## Task to complete:
Below are the records; locate each line with the word "Document" and copy it.

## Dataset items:
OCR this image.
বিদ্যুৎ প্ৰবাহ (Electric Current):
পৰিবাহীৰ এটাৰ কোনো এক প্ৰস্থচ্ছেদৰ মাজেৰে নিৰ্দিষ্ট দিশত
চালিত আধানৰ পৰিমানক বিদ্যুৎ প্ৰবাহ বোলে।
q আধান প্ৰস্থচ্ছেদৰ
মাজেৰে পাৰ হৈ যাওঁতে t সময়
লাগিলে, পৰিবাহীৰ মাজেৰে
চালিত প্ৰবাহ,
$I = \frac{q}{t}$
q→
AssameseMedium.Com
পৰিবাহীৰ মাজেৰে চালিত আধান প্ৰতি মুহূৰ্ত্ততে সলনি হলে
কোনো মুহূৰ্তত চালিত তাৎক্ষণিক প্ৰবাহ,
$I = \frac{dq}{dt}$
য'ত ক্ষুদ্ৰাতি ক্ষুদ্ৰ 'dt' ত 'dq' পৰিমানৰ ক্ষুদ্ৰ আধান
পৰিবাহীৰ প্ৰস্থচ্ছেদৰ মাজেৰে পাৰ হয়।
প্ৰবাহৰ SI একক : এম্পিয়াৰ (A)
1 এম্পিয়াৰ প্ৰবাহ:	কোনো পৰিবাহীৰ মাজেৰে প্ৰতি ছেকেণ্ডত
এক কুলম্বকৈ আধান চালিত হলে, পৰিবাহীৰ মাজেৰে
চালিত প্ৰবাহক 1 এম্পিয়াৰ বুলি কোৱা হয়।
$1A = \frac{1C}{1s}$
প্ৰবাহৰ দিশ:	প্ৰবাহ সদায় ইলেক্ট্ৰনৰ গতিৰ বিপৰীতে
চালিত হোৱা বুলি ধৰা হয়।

==

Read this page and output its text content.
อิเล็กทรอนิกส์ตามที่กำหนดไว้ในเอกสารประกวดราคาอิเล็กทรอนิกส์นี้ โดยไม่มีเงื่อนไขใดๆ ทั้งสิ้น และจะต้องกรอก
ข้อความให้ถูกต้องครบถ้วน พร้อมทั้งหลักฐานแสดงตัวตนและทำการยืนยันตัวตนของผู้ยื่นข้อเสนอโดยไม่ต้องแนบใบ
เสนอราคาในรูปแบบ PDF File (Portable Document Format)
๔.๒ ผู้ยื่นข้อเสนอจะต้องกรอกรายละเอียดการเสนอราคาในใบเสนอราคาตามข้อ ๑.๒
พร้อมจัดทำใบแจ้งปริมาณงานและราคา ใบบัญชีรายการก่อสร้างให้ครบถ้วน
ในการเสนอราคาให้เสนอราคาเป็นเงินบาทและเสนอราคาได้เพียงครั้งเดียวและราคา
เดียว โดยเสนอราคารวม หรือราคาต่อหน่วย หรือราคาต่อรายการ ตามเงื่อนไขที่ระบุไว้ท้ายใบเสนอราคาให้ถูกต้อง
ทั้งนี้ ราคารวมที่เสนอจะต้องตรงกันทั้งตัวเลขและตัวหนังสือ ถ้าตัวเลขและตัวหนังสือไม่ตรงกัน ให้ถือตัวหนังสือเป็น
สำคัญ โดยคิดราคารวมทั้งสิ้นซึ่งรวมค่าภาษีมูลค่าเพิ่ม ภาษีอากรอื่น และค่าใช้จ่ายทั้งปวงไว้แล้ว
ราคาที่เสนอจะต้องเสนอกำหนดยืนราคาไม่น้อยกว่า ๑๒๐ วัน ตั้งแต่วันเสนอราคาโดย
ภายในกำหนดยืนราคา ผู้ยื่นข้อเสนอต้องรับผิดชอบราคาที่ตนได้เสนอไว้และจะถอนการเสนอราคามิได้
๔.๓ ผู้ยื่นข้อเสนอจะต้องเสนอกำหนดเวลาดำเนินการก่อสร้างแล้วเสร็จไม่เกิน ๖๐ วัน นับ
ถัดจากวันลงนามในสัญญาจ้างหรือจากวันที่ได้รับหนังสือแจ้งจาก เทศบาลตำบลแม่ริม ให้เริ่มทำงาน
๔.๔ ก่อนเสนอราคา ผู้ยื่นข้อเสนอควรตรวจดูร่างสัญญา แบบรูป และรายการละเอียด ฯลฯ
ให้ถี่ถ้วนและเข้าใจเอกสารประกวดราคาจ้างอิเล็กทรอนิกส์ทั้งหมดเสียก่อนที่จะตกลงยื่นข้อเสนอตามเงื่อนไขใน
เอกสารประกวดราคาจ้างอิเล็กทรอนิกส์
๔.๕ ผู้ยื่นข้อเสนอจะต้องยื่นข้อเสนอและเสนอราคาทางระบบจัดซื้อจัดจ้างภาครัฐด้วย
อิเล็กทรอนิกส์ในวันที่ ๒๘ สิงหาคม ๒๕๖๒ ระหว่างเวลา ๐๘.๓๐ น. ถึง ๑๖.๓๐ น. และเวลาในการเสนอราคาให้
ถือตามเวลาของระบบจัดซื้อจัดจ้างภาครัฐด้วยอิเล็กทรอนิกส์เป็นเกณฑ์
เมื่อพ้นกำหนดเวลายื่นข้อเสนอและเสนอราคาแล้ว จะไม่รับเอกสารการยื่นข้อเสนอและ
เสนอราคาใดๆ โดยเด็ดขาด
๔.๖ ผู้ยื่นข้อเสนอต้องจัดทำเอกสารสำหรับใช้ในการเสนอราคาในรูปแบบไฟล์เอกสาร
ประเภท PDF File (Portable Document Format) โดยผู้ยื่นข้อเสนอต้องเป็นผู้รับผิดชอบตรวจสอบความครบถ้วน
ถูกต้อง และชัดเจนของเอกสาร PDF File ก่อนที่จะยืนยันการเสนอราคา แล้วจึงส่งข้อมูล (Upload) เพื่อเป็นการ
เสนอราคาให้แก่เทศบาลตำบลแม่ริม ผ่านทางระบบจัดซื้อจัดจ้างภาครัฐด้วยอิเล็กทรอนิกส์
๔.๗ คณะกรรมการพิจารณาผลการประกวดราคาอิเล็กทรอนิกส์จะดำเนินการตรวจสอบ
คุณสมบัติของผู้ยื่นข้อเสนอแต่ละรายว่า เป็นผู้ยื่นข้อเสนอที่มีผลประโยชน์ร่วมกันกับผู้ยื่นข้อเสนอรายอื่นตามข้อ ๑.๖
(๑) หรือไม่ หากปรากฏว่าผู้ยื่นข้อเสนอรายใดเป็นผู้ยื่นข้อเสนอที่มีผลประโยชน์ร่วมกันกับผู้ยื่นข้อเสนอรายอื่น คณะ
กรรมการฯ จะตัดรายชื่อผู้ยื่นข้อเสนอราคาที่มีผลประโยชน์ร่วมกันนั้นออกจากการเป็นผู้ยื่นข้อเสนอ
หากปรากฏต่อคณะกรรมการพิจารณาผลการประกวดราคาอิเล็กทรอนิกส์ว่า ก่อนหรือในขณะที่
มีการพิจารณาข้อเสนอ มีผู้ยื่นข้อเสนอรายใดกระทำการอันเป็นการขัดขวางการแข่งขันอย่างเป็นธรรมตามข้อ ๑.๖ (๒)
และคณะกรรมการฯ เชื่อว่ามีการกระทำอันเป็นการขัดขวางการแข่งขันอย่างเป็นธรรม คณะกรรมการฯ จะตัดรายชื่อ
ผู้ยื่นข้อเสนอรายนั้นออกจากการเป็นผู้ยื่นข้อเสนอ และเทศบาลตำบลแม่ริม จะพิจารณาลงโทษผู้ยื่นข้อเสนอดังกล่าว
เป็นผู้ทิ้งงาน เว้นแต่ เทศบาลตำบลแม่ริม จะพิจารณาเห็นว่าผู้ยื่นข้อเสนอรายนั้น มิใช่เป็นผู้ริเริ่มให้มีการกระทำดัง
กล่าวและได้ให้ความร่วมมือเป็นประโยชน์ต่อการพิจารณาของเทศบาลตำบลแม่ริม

## Final answer:
เสนอราคาในรูปแบบ PDF File (Portable Document Format)
ประเภท PDF File (Portable Document Format) โดยผู้ยื่นข้อเสนอต้องเป็นผู้รับผิดชอบตรวจสอบความครบถ้วน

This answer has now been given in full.